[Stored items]
## Begin
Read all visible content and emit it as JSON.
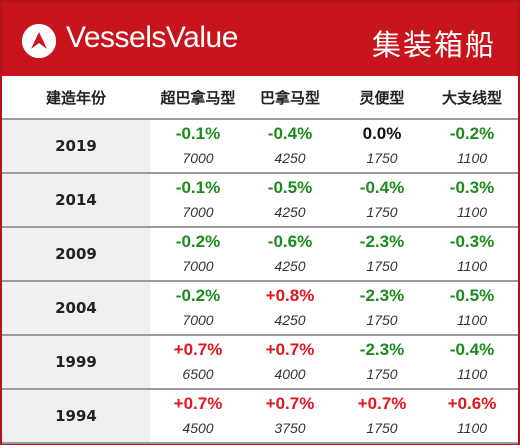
{
  "header": {
    "brand": "VesselsValue",
    "title": "集装箱船",
    "colors": {
      "header_bg": "#c8151d",
      "negative": "#1c8a1c",
      "positive": "#e0161e"
    }
  },
  "columns": [
    "建造年份",
    "超巴拿马型",
    "巴拿马型",
    "灵便型",
    "大支线型"
  ],
  "rows": [
    {
      "year": "2019",
      "cells": [
        {
          "pct": "-0.1%",
          "val": "7000",
          "dir": "neg"
        },
        {
          "pct": "-0.4%",
          "val": "4250",
          "dir": "neg"
        },
        {
          "pct": "0.0%",
          "val": "1750",
          "dir": "zero"
        },
        {
          "pct": "-0.2%",
          "val": "1100",
          "dir": "neg"
        }
      ]
    },
    {
      "year": "2014",
      "cells": [
        {
          "pct": "-0.1%",
          "val": "7000",
          "dir": "neg"
        },
        {
          "pct": "-0.5%",
          "val": "4250",
          "dir": "neg"
        },
        {
          "pct": "-0.4%",
          "val": "1750",
          "dir": "neg"
        },
        {
          "pct": "-0.3%",
          "val": "1100",
          "dir": "neg"
        }
      ]
    },
    {
      "year": "2009",
      "cells": [
        {
          "pct": "-0.2%",
          "val": "7000",
          "dir": "neg"
        },
        {
          "pct": "-0.6%",
          "val": "4250",
          "dir": "neg"
        },
        {
          "pct": "-2.3%",
          "val": "1750",
          "dir": "neg"
        },
        {
          "pct": "-0.3%",
          "val": "1100",
          "dir": "neg"
        }
      ]
    },
    {
      "year": "2004",
      "cells": [
        {
          "pct": "-0.2%",
          "val": "7000",
          "dir": "neg"
        },
        {
          "pct": "+0.8%",
          "val": "4250",
          "dir": "pos"
        },
        {
          "pct": "-2.3%",
          "val": "1750",
          "dir": "neg"
        },
        {
          "pct": "-0.5%",
          "val": "1100",
          "dir": "neg"
        }
      ]
    },
    {
      "year": "1999",
      "cells": [
        {
          "pct": "+0.7%",
          "val": "6500",
          "dir": "pos"
        },
        {
          "pct": "+0.7%",
          "val": "4000",
          "dir": "pos"
        },
        {
          "pct": "-2.3%",
          "val": "1750",
          "dir": "neg"
        },
        {
          "pct": "-0.4%",
          "val": "1100",
          "dir": "neg"
        }
      ]
    },
    {
      "year": "1994",
      "cells": [
        {
          "pct": "+0.7%",
          "val": "4500",
          "dir": "pos"
        },
        {
          "pct": "+0.7%",
          "val": "3750",
          "dir": "pos"
        },
        {
          "pct": "+0.7%",
          "val": "1750",
          "dir": "pos"
        },
        {
          "pct": "+0.6%",
          "val": "1100",
          "dir": "pos"
        }
      ]
    }
  ]
}
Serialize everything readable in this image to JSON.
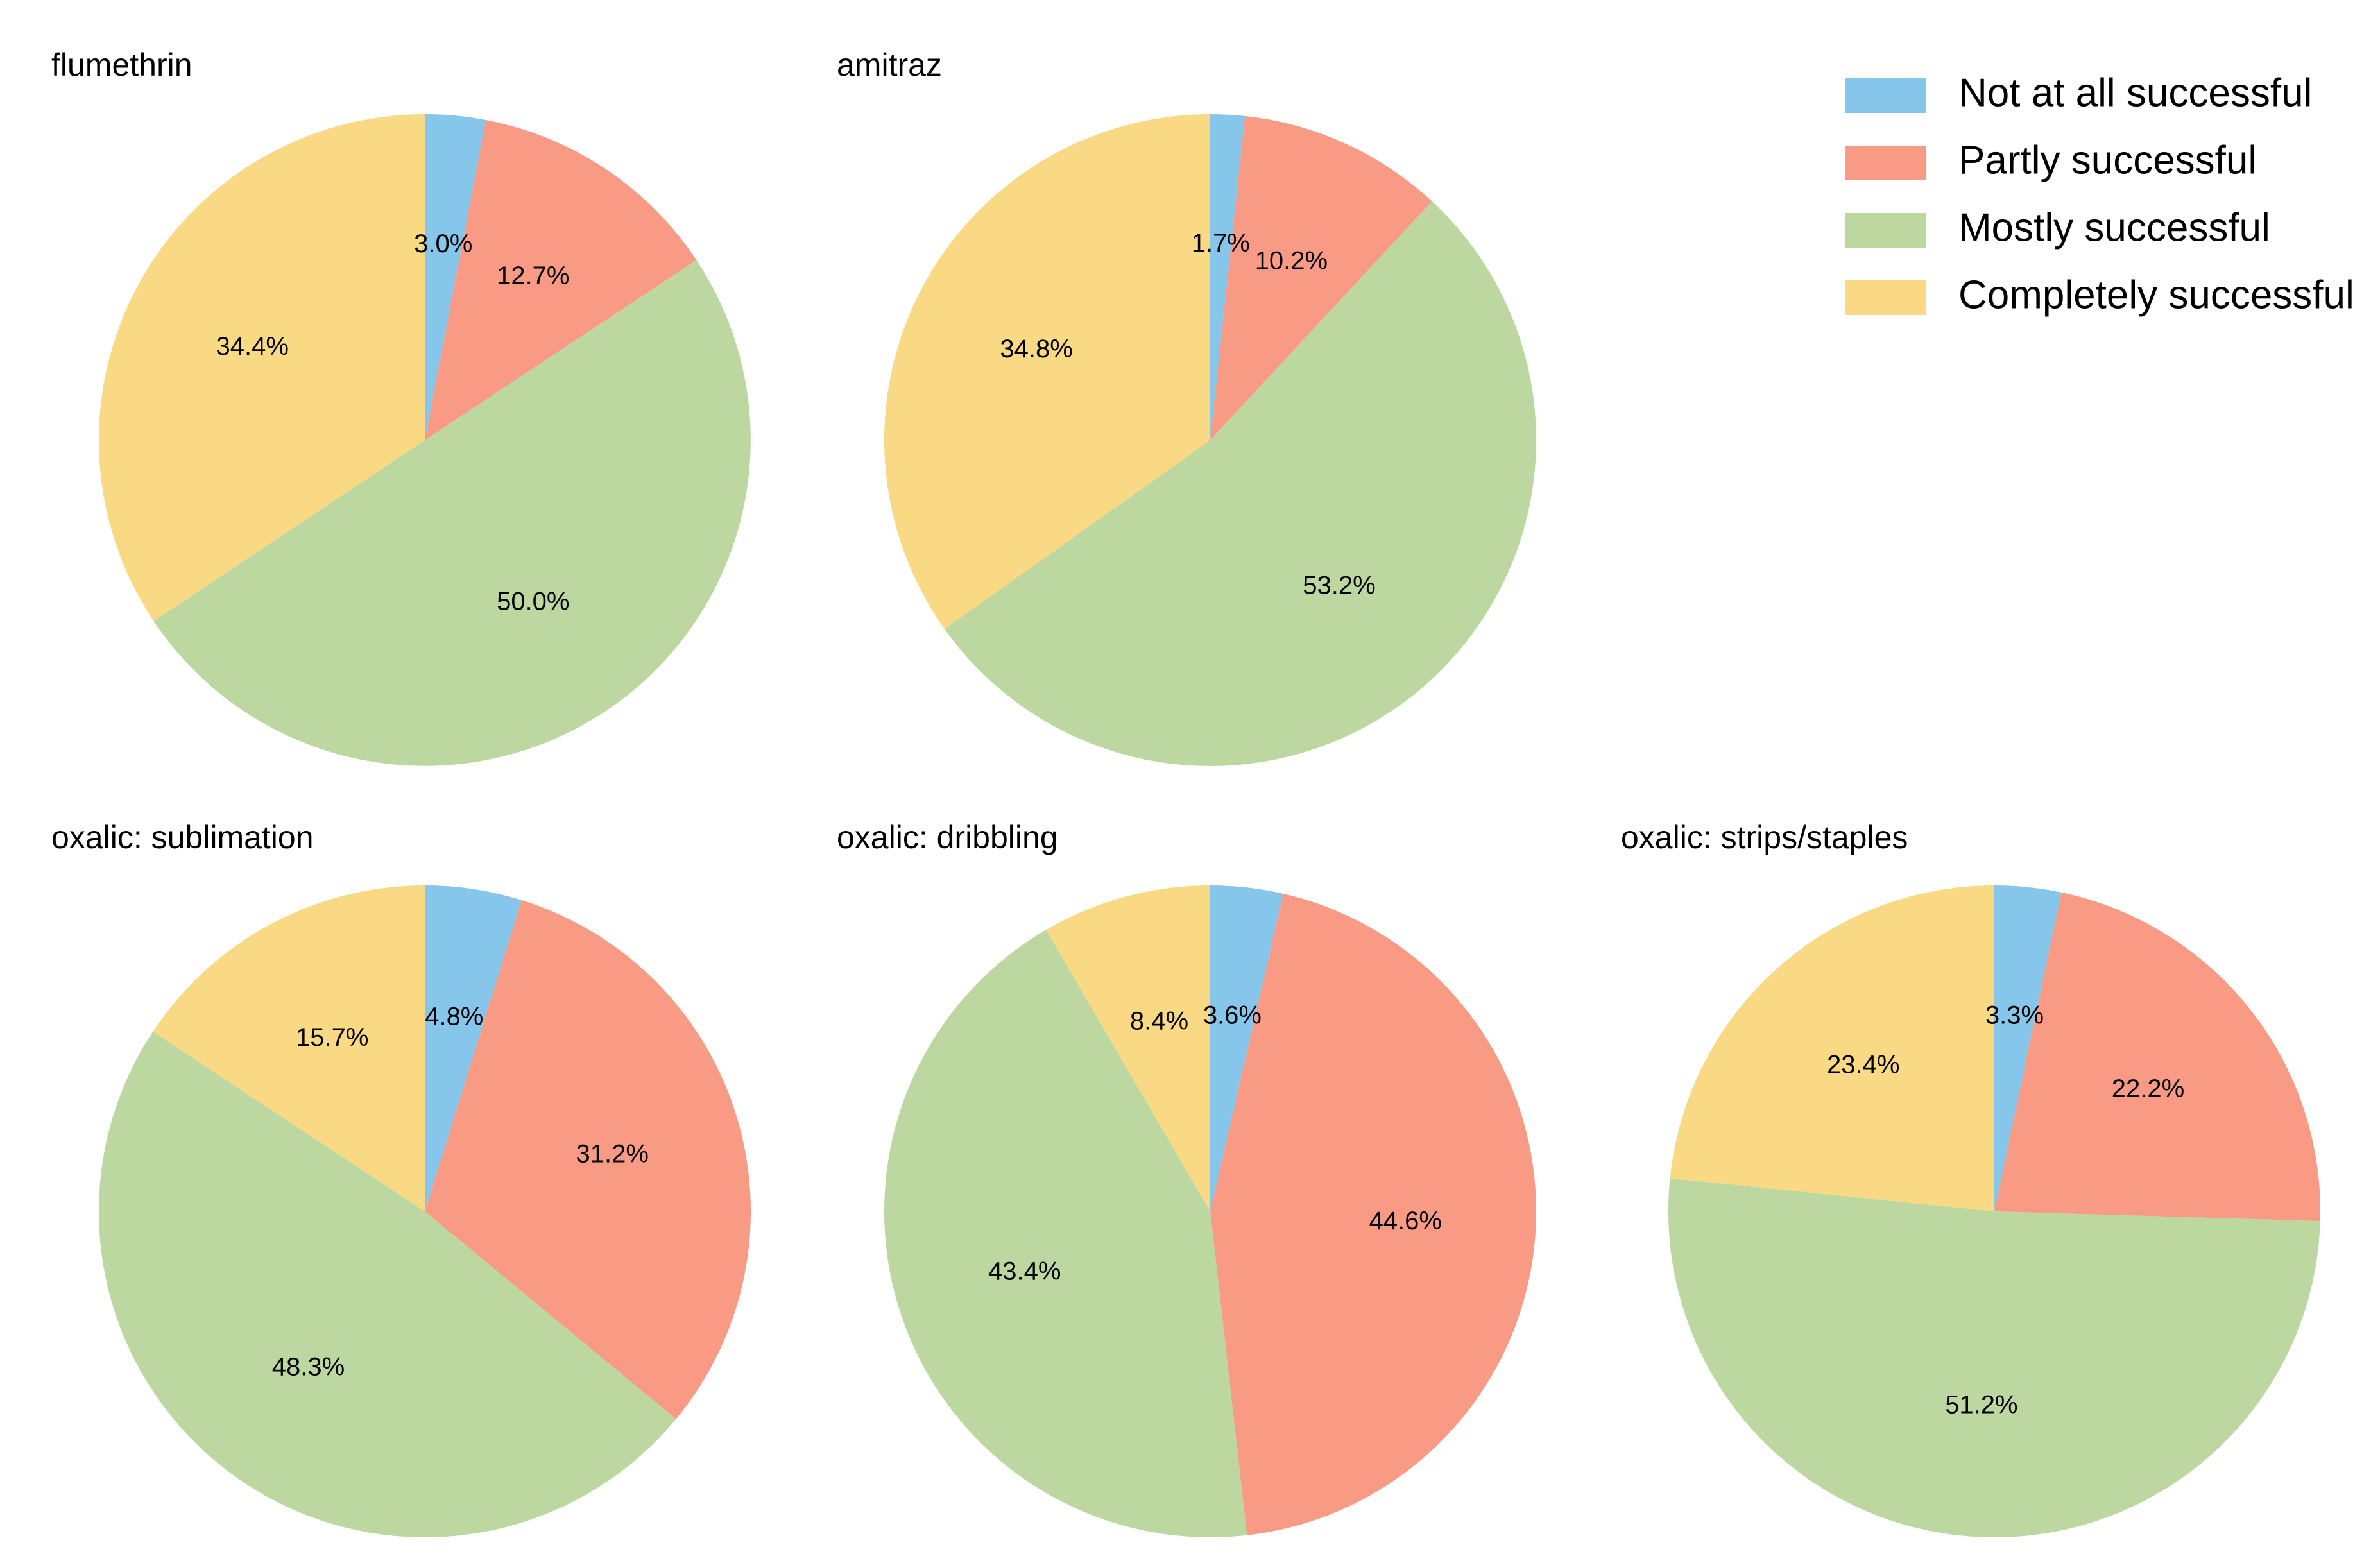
{
  "colors": {
    "Not at all successful": "#85c6ea",
    "Partly successful": "#f99a84",
    "Mostly successful": "#bcd7a0",
    "Completely successful": "#fad984"
  },
  "legend": {
    "placement": "top-right",
    "entries": [
      "Not at all successful",
      "Partly successful",
      "Mostly successful",
      "Completely successful"
    ]
  },
  "chart_data": [
    {
      "type": "pie",
      "title": "flumethrin",
      "labels": [
        "Not at all successful",
        "Partly successful",
        "Mostly successful",
        "Completely successful"
      ],
      "values": [
        3.0,
        12.7,
        50.0,
        34.4
      ],
      "value_labels": [
        "3.0%",
        "12.7%",
        "50.0%",
        "34.4%"
      ],
      "start_angle": "top",
      "direction": "clockwise"
    },
    {
      "type": "pie",
      "title": "amitraz",
      "labels": [
        "Not at all successful",
        "Partly successful",
        "Mostly successful",
        "Completely successful"
      ],
      "values": [
        1.7,
        10.2,
        53.2,
        34.8
      ],
      "value_labels": [
        "1.7%",
        "10.2%",
        "53.2%",
        "34.8%"
      ],
      "start_angle": "top",
      "direction": "clockwise"
    },
    {
      "type": "pie",
      "title": "oxalic: sublimation",
      "labels": [
        "Not at all successful",
        "Partly successful",
        "Mostly successful",
        "Completely successful"
      ],
      "values": [
        4.8,
        31.2,
        48.3,
        15.7
      ],
      "value_labels": [
        "4.8%",
        "31.2%",
        "48.3%",
        "15.7%"
      ],
      "start_angle": "top",
      "direction": "clockwise"
    },
    {
      "type": "pie",
      "title": "oxalic: dribbling",
      "labels": [
        "Not at all successful",
        "Partly successful",
        "Mostly successful",
        "Completely successful"
      ],
      "values": [
        3.6,
        44.6,
        43.4,
        8.4
      ],
      "value_labels": [
        "3.6%",
        "44.6%",
        "43.4%",
        "8.4%"
      ],
      "start_angle": "top",
      "direction": "clockwise"
    },
    {
      "type": "pie",
      "title": "oxalic: strips/staples",
      "labels": [
        "Not at all successful",
        "Partly successful",
        "Mostly successful",
        "Completely successful"
      ],
      "values": [
        3.3,
        22.2,
        51.2,
        23.4
      ],
      "value_labels": [
        "3.3%",
        "22.2%",
        "51.2%",
        "23.4%"
      ],
      "start_angle": "top",
      "direction": "clockwise"
    }
  ]
}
## End
◆ **Task to complete**:
Leave out the pictures and repeat everything else in the records exactly.

◆ **Exercise solution**:
Read all visible content and emit it as JSON.
{
  "header": {
    "brand": "VesselsValue",
    "title": "集装箱船",
    "colors": {
      "header_bg": "#c8151d",
      "negative": "#1c8a1c",
      "positive": "#e0161e"
    }
  },
  "columns": [
    "建造年份",
    "超巴拿马型",
    "巴拿马型",
    "灵便型",
    "大支线型"
  ],
  "rows": [
    {
      "year": "2019",
      "cells": [
        {
          "pct": "-0.1%",
          "val": "7000",
          "dir": "neg"
        },
        {
          "pct": "-0.4%",
          "val": "4250",
          "dir": "neg"
        },
        {
          "pct": "0.0%",
          "val": "1750",
          "dir": "zero"
        },
        {
          "pct": "-0.2%",
          "val": "1100",
          "dir": "neg"
        }
      ]
    },
    {
      "year": "2014",
      "cells": [
        {
          "pct": "-0.1%",
          "val": "7000",
          "dir": "neg"
        },
        {
          "pct": "-0.5%",
          "val": "4250",
          "dir": "neg"
        },
        {
          "pct": "-0.4%",
          "val": "1750",
          "dir": "neg"
        },
        {
          "pct": "-0.3%",
          "val": "1100",
          "dir": "neg"
        }
      ]
    },
    {
      "year": "2009",
      "cells": [
        {
          "pct": "-0.2%",
          "val": "7000",
          "dir": "neg"
        },
        {
          "pct": "-0.6%",
          "val": "4250",
          "dir": "neg"
        },
        {
          "pct": "-2.3%",
          "val": "1750",
          "dir": "neg"
        },
        {
          "pct": "-0.3%",
          "val": "1100",
          "dir": "neg"
        }
      ]
    },
    {
      "year": "2004",
      "cells": [
        {
          "pct": "-0.2%",
          "val": "7000",
          "dir": "neg"
        },
        {
          "pct": "+0.8%",
          "val": "4250",
          "dir": "pos"
        },
        {
          "pct": "-2.3%",
          "val": "1750",
          "dir": "neg"
        },
        {
          "pct": "-0.5%",
          "val": "1100",
          "dir": "neg"
        }
      ]
    },
    {
      "year": "1999",
      "cells": [
        {
          "pct": "+0.7%",
          "val": "6500",
          "dir": "pos"
        },
        {
          "pct": "+0.7%",
          "val": "4000",
          "dir": "pos"
        },
        {
          "pct": "-2.3%",
          "val": "1750",
          "dir": "neg"
        },
        {
          "pct": "-0.4%",
          "val": "1100",
          "dir": "neg"
        }
      ]
    },
    {
      "year": "1994",
      "cells": [
        {
          "pct": "+0.7%",
          "val": "4500",
          "dir": "pos"
        },
        {
          "pct": "+0.7%",
          "val": "3750",
          "dir": "pos"
        },
        {
          "pct": "+0.7%",
          "val": "1750",
          "dir": "pos"
        },
        {
          "pct": "+0.6%",
          "val": "1100",
          "dir": "pos"
        }
      ]
    }
  ]
}
Serialize everything readable in this image to JSON.
{
  "colors": {
    "Not at all successful": "#85c6ea",
    "Partly successful": "#f99a84",
    "Mostly successful": "#bcd7a0",
    "Completely successful": "#fad984"
  },
  "legend": {
    "placement": "top-right",
    "entries": [
      "Not at all successful",
      "Partly successful",
      "Mostly successful",
      "Completely successful"
    ]
  },
  "chart_data": [
    {
      "type": "pie",
      "title": "flumethrin",
      "labels": [
        "Not at all successful",
        "Partly successful",
        "Mostly successful",
        "Completely successful"
      ],
      "values": [
        3.0,
        12.7,
        50.0,
        34.4
      ],
      "value_labels": [
        "3.0%",
        "12.7%",
        "50.0%",
        "34.4%"
      ],
      "start_angle": "top",
      "direction": "clockwise"
    },
    {
      "type": "pie",
      "title": "amitraz",
      "labels": [
        "Not at all successful",
        "Partly successful",
        "Mostly successful",
        "Completely successful"
      ],
      "values": [
        1.7,
        10.2,
        53.2,
        34.8
      ],
      "value_labels": [
        "1.7%",
        "10.2%",
        "53.2%",
        "34.8%"
      ],
      "start_angle": "top",
      "direction": "clockwise"
    },
    {
      "type": "pie",
      "title": "oxalic: sublimation",
      "labels": [
        "Not at all successful",
        "Partly successful",
        "Mostly successful",
        "Completely successful"
      ],
      "values": [
        4.8,
        31.2,
        48.3,
        15.7
      ],
      "value_labels": [
        "4.8%",
        "31.2%",
        "48.3%",
        "15.7%"
      ],
      "start_angle": "top",
      "direction": "clockwise"
    },
    {
      "type": "pie",
      "title": "oxalic: dribbling",
      "labels": [
        "Not at all successful",
        "Partly successful",
        "Mostly successful",
        "Completely successful"
      ],
      "values": [
        3.6,
        44.6,
        43.4,
        8.4
      ],
      "value_labels": [
        "3.6%",
        "44.6%",
        "43.4%",
        "8.4%"
      ],
      "start_angle": "top",
      "direction": "clockwise"
    },
    {
      "type": "pie",
      "title": "oxalic: strips/staples",
      "labels": [
        "Not at all successful",
        "Partly successful",
        "Mostly successful",
        "Completely successful"
      ],
      "values": [
        3.3,
        22.2,
        51.2,
        23.4
      ],
      "value_labels": [
        "3.3%",
        "22.2%",
        "51.2%",
        "23.4%"
      ],
      "start_angle": "top",
      "direction": "clockwise"
    }
  ]
}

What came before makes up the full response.